_PROBLEM SET:_
**1.** In the article on 3D imaging in mines, how deep is AngloGold Ashanti's Mponeng gold mine?
**2.** Pick up the article on 3D imaging in mines after its last sentence and carry it on.

_PROVIDED TEXT:_

|---|

Geo Week News

November 21, 2011

Mining a seam of opportunity for 3D

THE HAGUE, The Netherlands – Mines, especially deep mines, present particular challenges for those engaged in 3D imaging work. It’s not only the harsh environment that needs to be overcome, you also have to factor in the skepticism of the mining fraternity toward new methods. “Deep mining is a rough, tough world,” explained Simon Barnes, CEO of In Good Measure at SPAR Europe 2011’s “3D Imaging for Mining and Tunnels” session. “If you haven’t been down there and broken your arm a couple of times they aren’t interested in what you have to say.”

Nonetheless, Barnes does think that there are “enormous opportunities” for laser scanning in deep mines, as long as the surveyors earn the respect of the miners and mine companies. “If you crack the culture of the people and give them a reason why they want it, that may be more persuasive and important than technical arguments,” he added.

Saving money is a persuasive argument: Barnes highlighted how his company had helped solve a murder case in a mine, speeding up an investigation that had been hampered by out-of-date 2D maps. In Good Measure produced a 3D animation from scans and witness statements, helping to prove the prosecution’s case. For the mine company, this meant that a section of mine that had been kept closed throughout the investigation could be reopened earlier, enabling output to return to normal ahead of schedule.

In Good Measure has also worked in partnership with 3Dmsi on the installation of a 2 km long chairlift in the world’s deepest mine, AngloGold Ashanti’s 4.1 km deep Mponeng gold mine in South Africa. 3Dmsi’s managing director, Dr James Jobling-Purser, told the audience at SPAR Europe, “We see huge potential for use of 3D in declines and underground working, engineering and design. Not only is 3D data geometrically accurate, it is also visually accurate.” 3D laser scanning was also used to help design underground workings that would fit into the mine shafts for a monorail installation at Mponeng. “The subtleties in the modified design are crucial to making it work,” said Jobling-Purser. He also showed how, for instance, his company was able to measure one 36 m section to within 5 mm of the pre-survey measurements given, and 360 times faster than trade surveying methods used. “3D laser scanning can give results that you were already getting, but faster and more accurately, with the added bonus of 3D visualization.”

For Jobling-Purser, the ability to “give figures that people can understand” is key to winning the support of the deep mining industry. “Anything that’s not going to hold up development they are keen on,” he added, noting that AngloGold Ashanti is “looking to roll out a lot more 3D laser scanning in 2012.”

|---|

_EXERCISE DATA:_
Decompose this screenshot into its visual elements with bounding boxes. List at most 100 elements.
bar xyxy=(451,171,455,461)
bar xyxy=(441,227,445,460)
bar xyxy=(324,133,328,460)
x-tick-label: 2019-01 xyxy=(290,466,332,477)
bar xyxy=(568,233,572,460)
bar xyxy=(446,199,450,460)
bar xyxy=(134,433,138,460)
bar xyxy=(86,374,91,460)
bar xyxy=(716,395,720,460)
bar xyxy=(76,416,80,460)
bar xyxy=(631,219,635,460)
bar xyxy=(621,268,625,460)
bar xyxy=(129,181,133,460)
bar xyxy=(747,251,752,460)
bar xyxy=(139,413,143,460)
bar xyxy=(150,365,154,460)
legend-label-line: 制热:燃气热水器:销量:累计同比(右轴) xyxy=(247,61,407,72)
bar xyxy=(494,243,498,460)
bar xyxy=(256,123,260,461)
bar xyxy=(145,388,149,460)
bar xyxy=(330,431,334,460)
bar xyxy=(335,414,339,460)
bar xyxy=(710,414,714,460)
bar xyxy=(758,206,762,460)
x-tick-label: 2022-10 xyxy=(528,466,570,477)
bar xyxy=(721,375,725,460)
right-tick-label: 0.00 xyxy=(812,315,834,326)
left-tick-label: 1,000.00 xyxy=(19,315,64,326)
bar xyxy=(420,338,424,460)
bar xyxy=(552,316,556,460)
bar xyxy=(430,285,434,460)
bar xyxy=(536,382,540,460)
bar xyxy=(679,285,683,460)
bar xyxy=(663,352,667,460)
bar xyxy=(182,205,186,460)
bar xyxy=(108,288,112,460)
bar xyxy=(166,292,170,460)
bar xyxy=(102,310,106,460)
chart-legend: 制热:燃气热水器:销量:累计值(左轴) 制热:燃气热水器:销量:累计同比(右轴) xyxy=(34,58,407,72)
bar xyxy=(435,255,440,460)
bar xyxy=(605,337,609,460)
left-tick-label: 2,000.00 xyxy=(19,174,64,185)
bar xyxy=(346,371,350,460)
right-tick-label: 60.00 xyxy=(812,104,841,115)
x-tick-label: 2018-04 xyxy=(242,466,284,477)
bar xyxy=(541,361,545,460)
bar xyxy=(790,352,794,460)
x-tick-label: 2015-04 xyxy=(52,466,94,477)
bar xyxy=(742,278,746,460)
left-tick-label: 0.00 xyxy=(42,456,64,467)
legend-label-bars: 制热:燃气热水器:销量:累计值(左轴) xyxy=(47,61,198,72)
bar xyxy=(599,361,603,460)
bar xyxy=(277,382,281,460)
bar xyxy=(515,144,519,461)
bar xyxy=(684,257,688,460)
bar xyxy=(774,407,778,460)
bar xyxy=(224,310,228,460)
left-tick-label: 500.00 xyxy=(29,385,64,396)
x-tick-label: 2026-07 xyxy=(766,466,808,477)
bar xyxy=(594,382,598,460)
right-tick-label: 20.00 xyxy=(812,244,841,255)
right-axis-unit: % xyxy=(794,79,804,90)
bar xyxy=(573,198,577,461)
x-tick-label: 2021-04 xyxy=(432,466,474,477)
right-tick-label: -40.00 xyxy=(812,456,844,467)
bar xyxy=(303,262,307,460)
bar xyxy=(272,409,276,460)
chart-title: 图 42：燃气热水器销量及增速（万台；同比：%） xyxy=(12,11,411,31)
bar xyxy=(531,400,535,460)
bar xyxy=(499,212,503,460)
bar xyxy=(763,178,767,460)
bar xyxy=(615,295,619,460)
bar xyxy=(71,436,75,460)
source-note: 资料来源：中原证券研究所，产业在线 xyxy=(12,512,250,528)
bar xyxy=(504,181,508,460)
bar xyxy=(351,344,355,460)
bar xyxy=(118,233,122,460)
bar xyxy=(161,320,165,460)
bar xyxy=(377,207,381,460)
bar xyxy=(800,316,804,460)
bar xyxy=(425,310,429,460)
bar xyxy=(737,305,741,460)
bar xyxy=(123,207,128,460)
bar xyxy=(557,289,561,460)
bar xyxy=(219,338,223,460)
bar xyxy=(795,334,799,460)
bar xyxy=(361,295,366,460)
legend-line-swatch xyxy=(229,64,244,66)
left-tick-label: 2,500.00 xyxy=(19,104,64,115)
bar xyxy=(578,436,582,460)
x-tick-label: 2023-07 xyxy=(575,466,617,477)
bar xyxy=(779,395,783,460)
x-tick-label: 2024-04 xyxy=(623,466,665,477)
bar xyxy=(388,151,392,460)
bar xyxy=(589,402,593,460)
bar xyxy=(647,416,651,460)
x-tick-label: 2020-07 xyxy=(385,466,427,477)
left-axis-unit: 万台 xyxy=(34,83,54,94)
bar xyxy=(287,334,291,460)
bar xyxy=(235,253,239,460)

|---|

_RESPONSES PER TASK:_
**1.** It is 4.1 km deep.

**2.**
Addressing safety concerns is also crucial to persuading mine owners that laser scanning is a viable option for them. Norbert Benecke from the Exploration and Geosurvey Division of DMT, explained that in Germany, where the company is based, “it was very easy to convince mine people that laser scanning is useful; the problem was regulations restricted the use of laser scanners.” The use of standard electrical equipment is strictly prohibited in gassy mines (mostly coal mines containing methane – CH4). It can only be used when additional safety measures are in place.

As a result, DMT and Z+F developed the IMAGER5006EX, the first laser scanner certified for use in explosive atmospheres under the European Union’s ATEX directives. The scanner has been used in gassy mine environments for fitting belt conveyors, planning new pipelines and bottleneck analysis. It can also be used in other explosible environments such as sewer systems and offshore platforms, noted Benecke.

DMT is also developing a Kinematic Shaft Survey System for mine shafts both with and without cages. There certainly appears to be great potential for 3D laser scanning in this harsh environment. “Twenty-four hour shaft operability is essential for the success of the mining operation. However, shaft conditions are specific and difficult for any survey,” noted Benecke. “A fast – less than one shift per inspection – and safe – remotely operated – survey system is required.” The system developed by DMT comprises an inertial measurement unit (IMU) and two IMAGER5006 laser scanners on a hoisting cage. “The scanners provide simultaneous data logger and repeat measurements, while the IMU is for measurement of shaft position,” explained Benecke. First practice tests took place last spring, mainly in abandoned mines.

According to Benecke, the full range of potential laser scanner applications in mining includes “as-built documentation, volume calculation, profile measurement, geological documentation and analysis, accounting of construction activities, deformation and convergence monitoring, bottleneck analysis, reconstruction work, maintenance and repair, and machine guidance.” Plenty of opportunities then, if the hard men of the mining world can be won over.